== Given instruction ==
Reproduce the records below exactly as given.

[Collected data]
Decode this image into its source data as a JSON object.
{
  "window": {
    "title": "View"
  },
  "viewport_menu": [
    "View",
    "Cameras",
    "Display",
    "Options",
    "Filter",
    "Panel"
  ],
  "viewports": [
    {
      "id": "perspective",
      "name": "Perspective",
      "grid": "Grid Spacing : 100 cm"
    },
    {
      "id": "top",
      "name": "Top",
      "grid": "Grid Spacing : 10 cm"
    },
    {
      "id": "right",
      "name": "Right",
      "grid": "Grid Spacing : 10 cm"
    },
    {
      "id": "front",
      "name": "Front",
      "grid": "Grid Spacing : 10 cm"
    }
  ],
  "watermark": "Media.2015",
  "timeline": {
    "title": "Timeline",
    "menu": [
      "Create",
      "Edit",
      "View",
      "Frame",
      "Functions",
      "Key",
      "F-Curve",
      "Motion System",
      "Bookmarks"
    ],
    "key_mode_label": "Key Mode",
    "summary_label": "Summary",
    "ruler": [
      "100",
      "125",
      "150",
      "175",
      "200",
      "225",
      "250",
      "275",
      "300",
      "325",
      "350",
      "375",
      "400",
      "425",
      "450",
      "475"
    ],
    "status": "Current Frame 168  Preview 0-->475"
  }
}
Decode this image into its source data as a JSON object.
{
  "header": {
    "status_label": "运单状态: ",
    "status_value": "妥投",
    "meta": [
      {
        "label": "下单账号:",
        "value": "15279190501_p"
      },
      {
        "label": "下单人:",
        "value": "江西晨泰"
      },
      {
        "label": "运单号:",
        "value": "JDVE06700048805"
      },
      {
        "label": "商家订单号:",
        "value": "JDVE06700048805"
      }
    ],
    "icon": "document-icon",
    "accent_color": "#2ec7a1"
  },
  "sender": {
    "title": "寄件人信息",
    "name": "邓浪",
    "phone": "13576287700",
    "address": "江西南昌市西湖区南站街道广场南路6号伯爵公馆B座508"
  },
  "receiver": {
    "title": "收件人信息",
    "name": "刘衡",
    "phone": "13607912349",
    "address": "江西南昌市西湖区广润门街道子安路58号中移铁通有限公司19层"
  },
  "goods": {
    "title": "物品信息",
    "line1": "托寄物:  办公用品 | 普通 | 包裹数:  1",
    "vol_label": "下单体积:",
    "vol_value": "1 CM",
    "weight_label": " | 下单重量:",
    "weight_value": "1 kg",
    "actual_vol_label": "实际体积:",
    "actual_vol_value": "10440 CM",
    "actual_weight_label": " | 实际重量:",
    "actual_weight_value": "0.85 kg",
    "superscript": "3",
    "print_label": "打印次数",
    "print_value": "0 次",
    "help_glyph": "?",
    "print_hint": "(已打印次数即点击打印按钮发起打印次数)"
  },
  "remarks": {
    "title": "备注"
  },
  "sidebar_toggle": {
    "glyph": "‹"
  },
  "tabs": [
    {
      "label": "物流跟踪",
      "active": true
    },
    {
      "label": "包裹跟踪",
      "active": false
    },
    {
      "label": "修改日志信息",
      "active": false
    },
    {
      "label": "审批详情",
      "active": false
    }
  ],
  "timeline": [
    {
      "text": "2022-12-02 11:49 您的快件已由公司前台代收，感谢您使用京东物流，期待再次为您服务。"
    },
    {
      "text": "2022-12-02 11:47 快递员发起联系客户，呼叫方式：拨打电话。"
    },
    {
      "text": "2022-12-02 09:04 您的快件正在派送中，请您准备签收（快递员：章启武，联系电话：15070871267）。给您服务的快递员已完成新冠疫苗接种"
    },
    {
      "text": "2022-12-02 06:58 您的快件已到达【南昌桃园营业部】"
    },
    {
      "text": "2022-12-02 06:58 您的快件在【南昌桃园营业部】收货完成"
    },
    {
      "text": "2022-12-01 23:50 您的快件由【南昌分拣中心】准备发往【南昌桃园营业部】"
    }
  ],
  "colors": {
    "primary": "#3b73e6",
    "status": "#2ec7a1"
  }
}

== Answer to this task ==
Decode this image into its source data as a JSON object.
{
  "window": {
    "title": "View"
  },
  "viewport_menu": [
    "View",
    "Cameras",
    "Display",
    "Options",
    "Filter",
    "Panel"
  ],
  "viewports": [
    {
      "id": "perspective",
      "name": "Perspective",
      "grid": "Grid Spacing : 100 cm"
    },
    {
      "id": "top",
      "name": "Top",
      "grid": "Grid Spacing : 10 cm"
    },
    {
      "id": "right",
      "name": "Right",
      "grid": "Grid Spacing : 10 cm"
    },
    {
      "id": "front",
      "name": "Front",
      "grid": "Grid Spacing : 10 cm"
    }
  ],
  "watermark": "Media.2015",
  "timeline": {
    "title": "Timeline",
    "menu": [
      "Create",
      "Edit",
      "View",
      "Frame",
      "Functions",
      "Key",
      "F-Curve",
      "Motion System",
      "Bookmarks"
    ],
    "key_mode_label": "Key Mode",
    "summary_label": "Summary",
    "ruler": [
      "100",
      "125",
      "150",
      "175",
      "200",
      "225",
      "250",
      "275",
      "300",
      "325",
      "350",
      "375",
      "400",
      "425",
      "450",
      "475"
    ],
    "status": "Current Frame 168  Preview 0-->475"
  }
}
Decode this image into its source data as a JSON object.
{
  "header": {
    "status_label": "运单状态: ",
    "status_value": "妥投",
    "meta": [
      {
        "label": "下单账号:",
        "value": "15279190501_p"
      },
      {
        "label": "下单人:",
        "value": "江西晨泰"
      },
      {
        "label": "运单号:",
        "value": "JDVE06700048805"
      },
      {
        "label": "商家订单号:",
        "value": "JDVE06700048805"
      }
    ],
    "icon": "document-icon",
    "accent_color": "#2ec7a1"
  },
  "sender": {
    "title": "寄件人信息",
    "name": "邓浪",
    "phone": "13576287700",
    "address": "江西南昌市西湖区南站街道广场南路6号伯爵公馆B座508"
  },
  "receiver": {
    "title": "收件人信息",
    "name": "刘衡",
    "phone": "13607912349",
    "address": "江西南昌市西湖区广润门街道子安路58号中移铁通有限公司19层"
  },
  "goods": {
    "title": "物品信息",
    "line1": "托寄物:  办公用品 | 普通 | 包裹数:  1",
    "vol_label": "下单体积:",
    "vol_value": "1 CM",
    "weight_label": " | 下单重量:",
    "weight_value": "1 kg",
    "actual_vol_label": "实际体积:",
    "actual_vol_value": "10440 CM",
    "actual_weight_label": " | 实际重量:",
    "actual_weight_value": "0.85 kg",
    "superscript": "3",
    "print_label": "打印次数",
    "print_value": "0 次",
    "help_glyph": "?",
    "print_hint": "(已打印次数即点击打印按钮发起打印次数)"
  },
  "remarks": {
    "title": "备注"
  },
  "sidebar_toggle": {
    "glyph": "‹"
  },
  "tabs": [
    {
      "label": "物流跟踪",
      "active": true
    },
    {
      "label": "包裹跟踪",
      "active": false
    },
    {
      "label": "修改日志信息",
      "active": false
    },
    {
      "label": "审批详情",
      "active": false
    }
  ],
  "timeline": [
    {
      "text": "2022-12-02 11:49 您的快件已由公司前台代收，感谢您使用京东物流，期待再次为您服务。"
    },
    {
      "text": "2022-12-02 11:47 快递员发起联系客户，呼叫方式：拨打电话。"
    },
    {
      "text": "2022-12-02 09:04 您的快件正在派送中，请您准备签收（快递员：章启武，联系电话：15070871267）。给您服务的快递员已完成新冠疫苗接种"
    },
    {
      "text": "2022-12-02 06:58 您的快件已到达【南昌桃园营业部】"
    },
    {
      "text": "2022-12-02 06:58 您的快件在【南昌桃园营业部】收货完成"
    },
    {
      "text": "2022-12-01 23:50 您的快件由【南昌分拣中心】准备发往【南昌桃园营业部】"
    }
  ],
  "colors": {
    "primary": "#3b73e6",
    "status": "#2ec7a1"
  }
}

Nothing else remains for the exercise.